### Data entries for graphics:
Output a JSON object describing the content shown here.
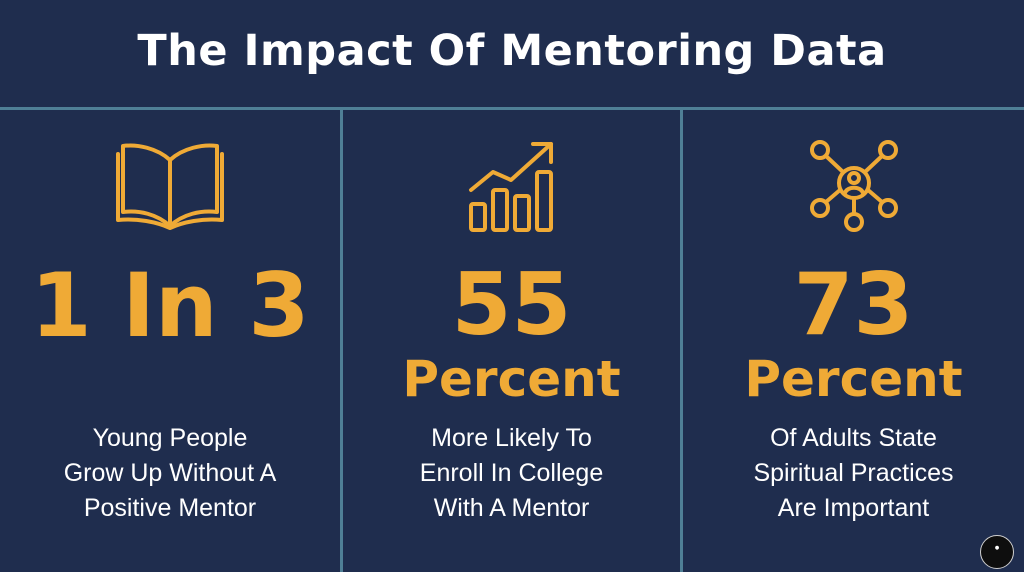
{
  "title": "The Impact Of Mentoring Data",
  "colors": {
    "background": "#1f2d4e",
    "accent": "#efaa36",
    "divider": "#4f7f96",
    "text": "#ffffff"
  },
  "stats": [
    {
      "icon": "open-book-icon",
      "figure": "1 In 3",
      "unit": "",
      "lines": [
        "Young People",
        "Grow Up Without A",
        "Positive Mentor"
      ]
    },
    {
      "icon": "bar-chart-growth-icon",
      "figure": "55",
      "unit": "Percent",
      "lines": [
        "More Likely To",
        "Enroll In College",
        "With A Mentor"
      ]
    },
    {
      "icon": "person-network-icon",
      "figure": "73",
      "unit": "Percent",
      "lines": [
        "Of Adults State",
        "Spiritual Practices",
        "Are Important"
      ]
    }
  ]
}
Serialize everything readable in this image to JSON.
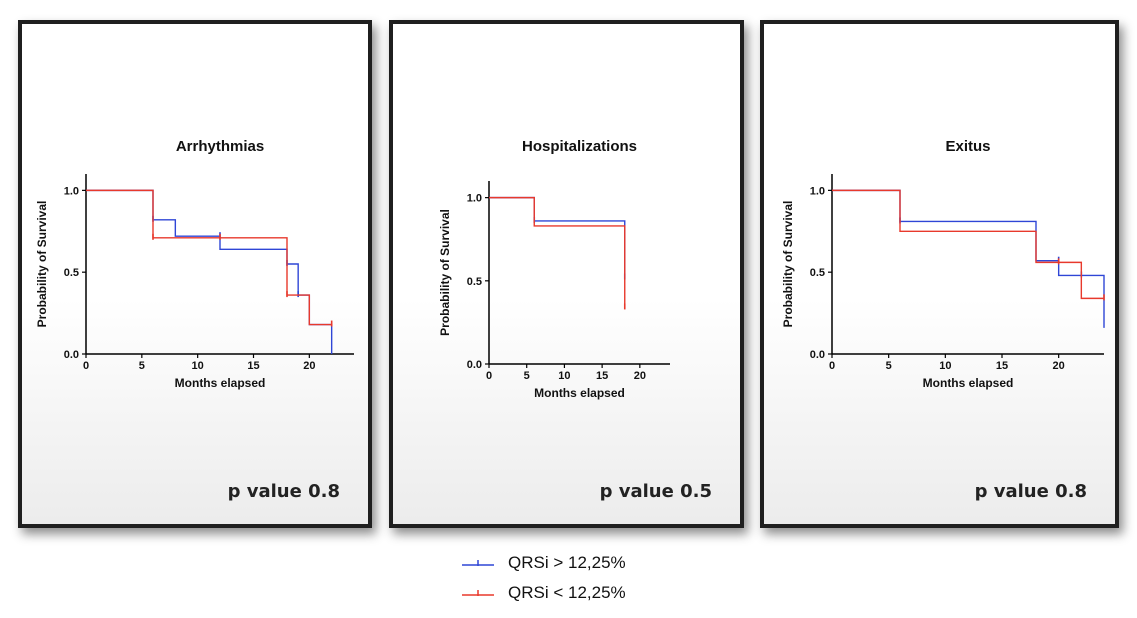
{
  "chart_data": [
    {
      "type": "line",
      "title": "Arrhythmias",
      "xlabel": "Months elapsed",
      "ylabel": "Probability of Survival",
      "xlim": [
        0,
        24
      ],
      "ylim": [
        0,
        1.1
      ],
      "xticks": [
        "0",
        "5",
        "10",
        "15",
        "20"
      ],
      "yticks": [
        "0.0",
        "0.5",
        "1.0"
      ],
      "p_value": "p value 0.8",
      "series": [
        {
          "name": "QRSi > 12,25%",
          "color": "#2f46d6",
          "x": [
            0,
            6,
            6,
            8,
            12,
            18,
            19,
            20,
            22,
            22
          ],
          "y": [
            1.0,
            1.0,
            0.82,
            0.72,
            0.64,
            0.55,
            0.36,
            0.18,
            0.18,
            0.0
          ],
          "censors": [
            [
              6,
              0.82
            ],
            [
              12,
              0.72
            ],
            [
              18,
              0.55
            ],
            [
              19,
              0.36
            ]
          ]
        },
        {
          "name": "QRSi < 12,25%",
          "color": "#e8392c",
          "x": [
            0,
            6,
            6,
            18,
            20,
            22
          ],
          "y": [
            1.0,
            1.0,
            0.71,
            0.36,
            0.18,
            0.18
          ],
          "censors": [
            [
              6,
              0.71
            ],
            [
              12,
              0.71
            ],
            [
              18,
              0.36
            ],
            [
              22,
              0.18
            ]
          ]
        }
      ]
    },
    {
      "type": "line",
      "title": "Hospitalizations",
      "xlabel": "Months elapsed",
      "ylabel": "Probability of Survival",
      "xlim": [
        0,
        24
      ],
      "ylim": [
        0,
        1.1
      ],
      "xticks": [
        "0",
        "5",
        "10",
        "15",
        "20"
      ],
      "yticks": [
        "0.0",
        "0.5",
        "1.0"
      ],
      "p_value": "p value 0.5",
      "series": [
        {
          "name": "QRSi > 12,25%",
          "color": "#2f46d6",
          "x": [
            0,
            6,
            18,
            18
          ],
          "y": [
            1.0,
            0.86,
            0.86,
            0.52
          ],
          "censors": [
            [
              6,
              0.86
            ],
            [
              18,
              0.52
            ]
          ]
        },
        {
          "name": "QRSi < 12,25%",
          "color": "#e8392c",
          "x": [
            0,
            6,
            18,
            18
          ],
          "y": [
            1.0,
            0.83,
            0.83,
            0.34
          ],
          "censors": [
            [
              18,
              0.34
            ]
          ]
        }
      ]
    },
    {
      "type": "line",
      "title": "Exitus",
      "xlabel": "Months elapsed",
      "ylabel": "Probability of Survival",
      "xlim": [
        0,
        24
      ],
      "ylim": [
        0,
        1.1
      ],
      "xticks": [
        "0",
        "5",
        "10",
        "15",
        "20"
      ],
      "yticks": [
        "0.0",
        "0.5",
        "1.0"
      ],
      "p_value": "p value 0.8",
      "series": [
        {
          "name": "QRSi > 12,25%",
          "color": "#2f46d6",
          "x": [
            0,
            6,
            18,
            20,
            24,
            24
          ],
          "y": [
            1.0,
            0.81,
            0.57,
            0.48,
            0.48,
            0.16
          ],
          "censors": [
            [
              6,
              0.81
            ],
            [
              20,
              0.57
            ],
            [
              22,
              0.48
            ]
          ]
        },
        {
          "name": "QRSi < 12,25%",
          "color": "#e8392c",
          "x": [
            0,
            6,
            18,
            22,
            24
          ],
          "y": [
            1.0,
            0.75,
            0.56,
            0.34,
            0.34
          ],
          "censors": [
            [
              20,
              0.56
            ],
            [
              24,
              0.34
            ]
          ]
        }
      ]
    }
  ],
  "legend": [
    {
      "label": "QRSi > 12,25%",
      "color": "#2f46d6"
    },
    {
      "label": "QRSi < 12,25%",
      "color": "#e8392c"
    }
  ]
}
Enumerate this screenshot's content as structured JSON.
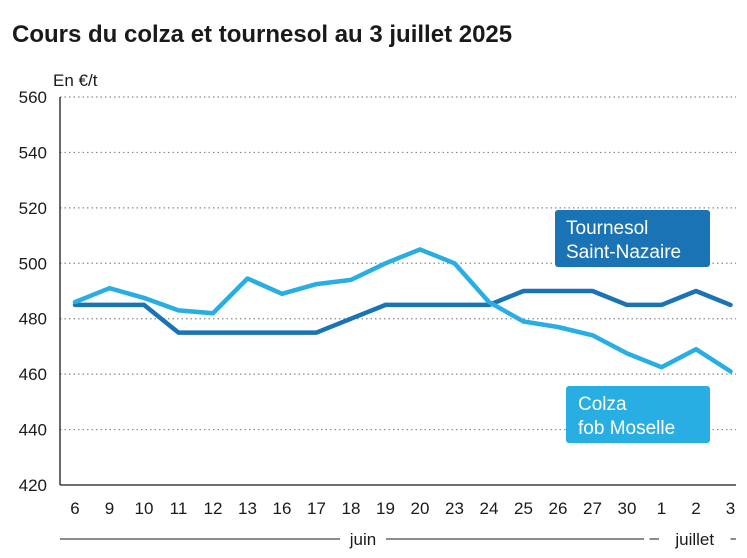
{
  "colors": {
    "tournesol": "#1a73b5",
    "colza": "#29aee3",
    "grid": "#8a8a8a",
    "text": "#1a1a1a"
  },
  "chart_data": {
    "type": "line",
    "title": "Cours du colza et tournesol au 3 juillet 2025",
    "ylabel": "En €/t",
    "xlabel": "",
    "ylim": [
      420,
      560
    ],
    "yticks": [
      420,
      440,
      460,
      480,
      500,
      520,
      540,
      560
    ],
    "grid": true,
    "categories": [
      "6",
      "9",
      "10",
      "11",
      "12",
      "13",
      "16",
      "17",
      "18",
      "19",
      "20",
      "23",
      "24",
      "25",
      "26",
      "27",
      "30",
      "1",
      "2",
      "3"
    ],
    "months": [
      {
        "label": "juin",
        "start_index": 0,
        "end_index": 16
      },
      {
        "label": "juillet",
        "start_index": 17,
        "end_index": 19
      }
    ],
    "series": [
      {
        "name": "Tournesol Saint-Nazaire",
        "legend_lines": [
          "Tournesol",
          "Saint-Nazaire"
        ],
        "color": "#1a73b5",
        "values": [
          485,
          485,
          485,
          475,
          475,
          475,
          475,
          475,
          480,
          485,
          485,
          485,
          485,
          490,
          490,
          490,
          485,
          485,
          490,
          485
        ]
      },
      {
        "name": "Colza fob Moselle",
        "legend_lines": [
          "Colza",
          "fob Moselle"
        ],
        "color": "#29aee3",
        "values": [
          486,
          491,
          487.5,
          483,
          482,
          494.5,
          489,
          492.5,
          494,
          500,
          505,
          500,
          486,
          479,
          477,
          474,
          467.5,
          462.5,
          469,
          461
        ]
      }
    ]
  }
}
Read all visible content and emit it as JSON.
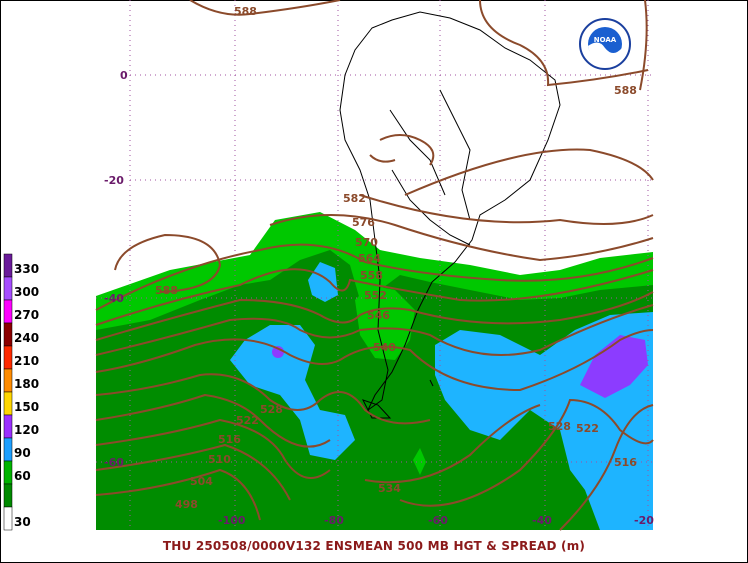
{
  "caption": "THU 250508/0000V132  ENSMEAN 500 MB HGT & SPREAD (m)",
  "logo": {
    "text": "NOAA",
    "icon": "noaa-logo-icon"
  },
  "legend": [
    {
      "label": "330",
      "color": "#6a1b9a"
    },
    {
      "label": "300",
      "color": "#a64dff"
    },
    {
      "label": "270",
      "color": "#ff00ff"
    },
    {
      "label": "240",
      "color": "#8b0000"
    },
    {
      "label": "210",
      "color": "#ff2a00"
    },
    {
      "label": "180",
      "color": "#ff8c00"
    },
    {
      "label": "150",
      "color": "#ffd700"
    },
    {
      "label": "120",
      "color": "#9b30ff"
    },
    {
      "label": "90",
      "color": "#1ea0ff"
    },
    {
      "label": "60",
      "color": "#00b400"
    },
    {
      "label": "",
      "color": "#008a00"
    },
    {
      "label": "30",
      "color": "#ffffff"
    }
  ],
  "lat_labels": [
    "0",
    "-20",
    "-40",
    "-60"
  ],
  "lon_labels": [
    "-100",
    "-80",
    "-60",
    "-40",
    "-20"
  ],
  "contour_labels": [
    "588",
    "588",
    "588",
    "582",
    "576",
    "570",
    "564",
    "558",
    "552",
    "546",
    "540",
    "528",
    "522",
    "516",
    "510",
    "504",
    "498",
    "528",
    "522",
    "516",
    "534"
  ],
  "colors": {
    "spread_lt_green": "#00c800",
    "spread_dk_green": "#008c00",
    "spread_blue": "#1eb4ff",
    "spread_purple": "#8c3cff",
    "contour": "#8b4a2b",
    "coast": "#000000"
  }
}
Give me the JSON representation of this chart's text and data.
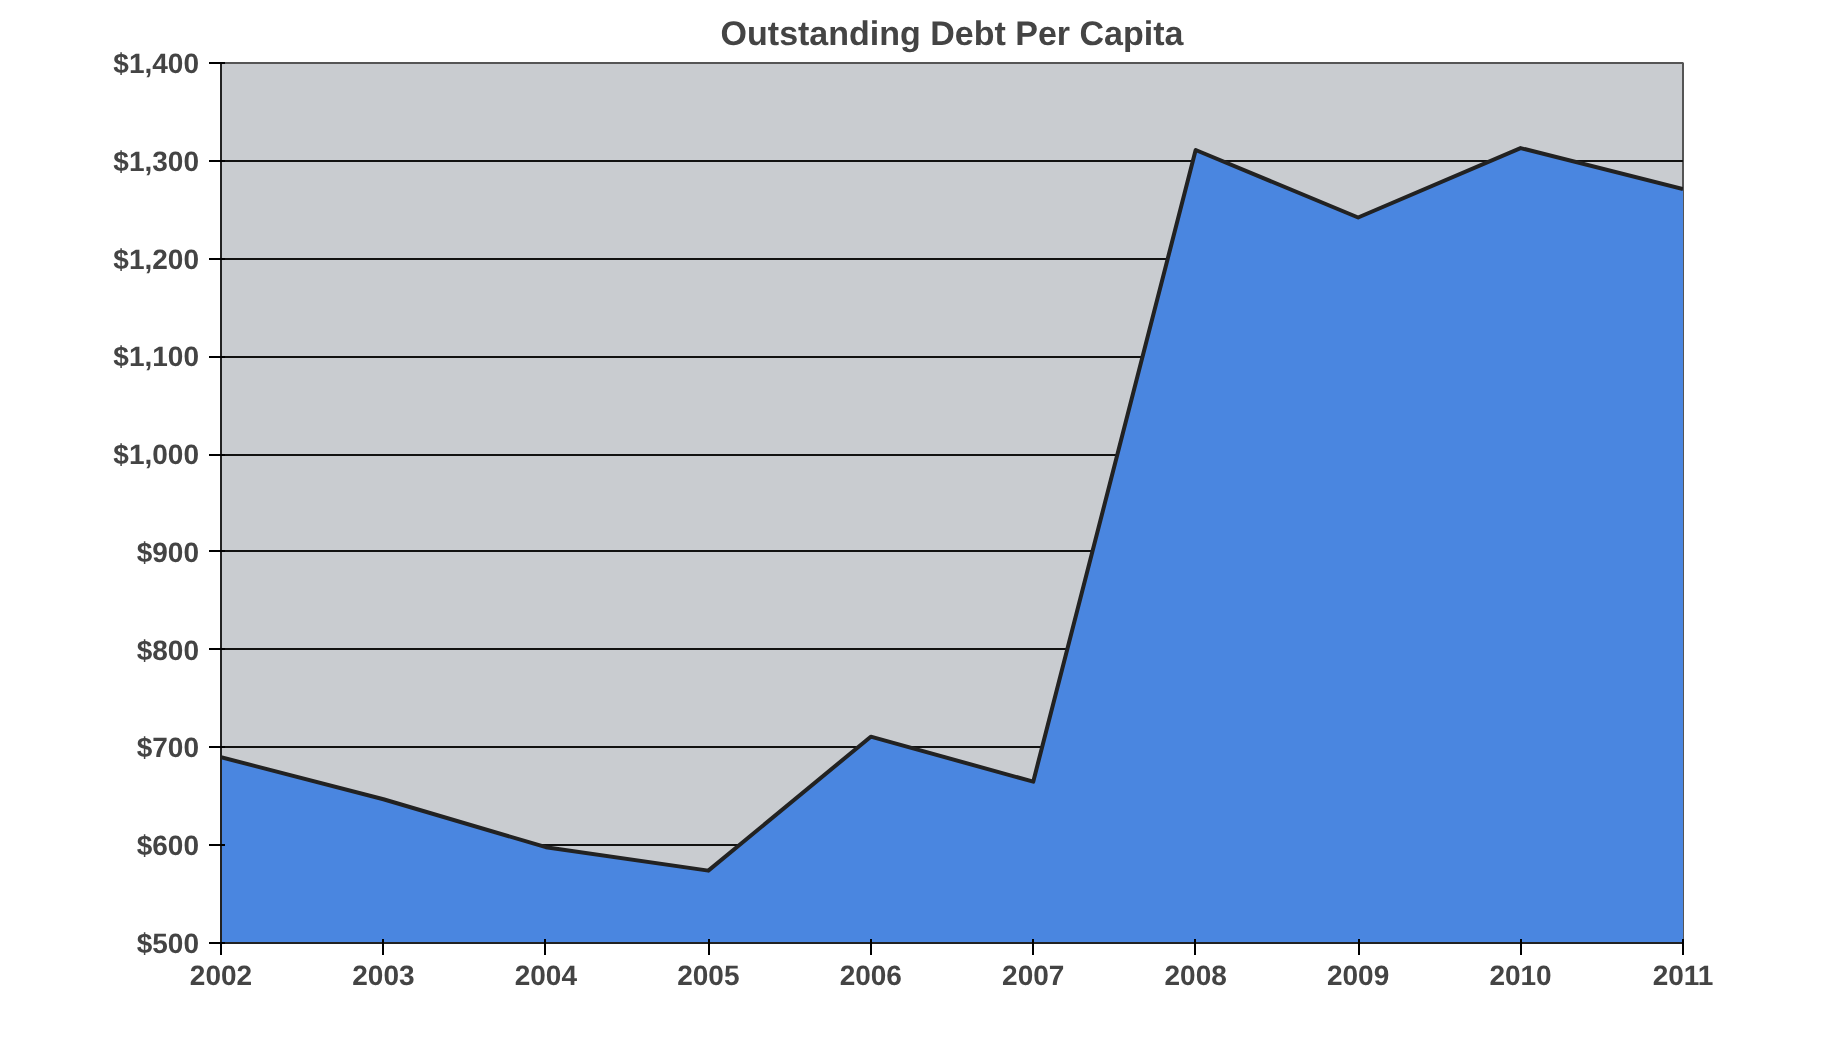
{
  "chart_data": {
    "type": "area",
    "title": "Outstanding Debt Per Capita",
    "categories": [
      "2002",
      "2003",
      "2004",
      "2005",
      "2006",
      "2007",
      "2008",
      "2009",
      "2010",
      "2011"
    ],
    "series": [
      {
        "color": "#4a86e0",
        "values": [
          690,
          647,
          598,
          574,
          711,
          665,
          1311,
          1242,
          1313,
          1271
        ]
      }
    ],
    "ylim": [
      500,
      1400
    ],
    "yticks": [
      {
        "value": 500,
        "label": "$500"
      },
      {
        "value": 600,
        "label": "$600"
      },
      {
        "value": 700,
        "label": "$700"
      },
      {
        "value": 800,
        "label": "$800"
      },
      {
        "value": 900,
        "label": "$900"
      },
      {
        "value": 1000,
        "label": "$1,000"
      },
      {
        "value": 1100,
        "label": "$1,100"
      },
      {
        "value": 1200,
        "label": "$1,200"
      },
      {
        "value": 1300,
        "label": "$1,300"
      },
      {
        "value": 1400,
        "label": "$1,400"
      }
    ],
    "grid": "y"
  }
}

### Stated exercise:
Exactly how many lines of the material contain the word "juillet"? Write the number alone.

### Complete response:
2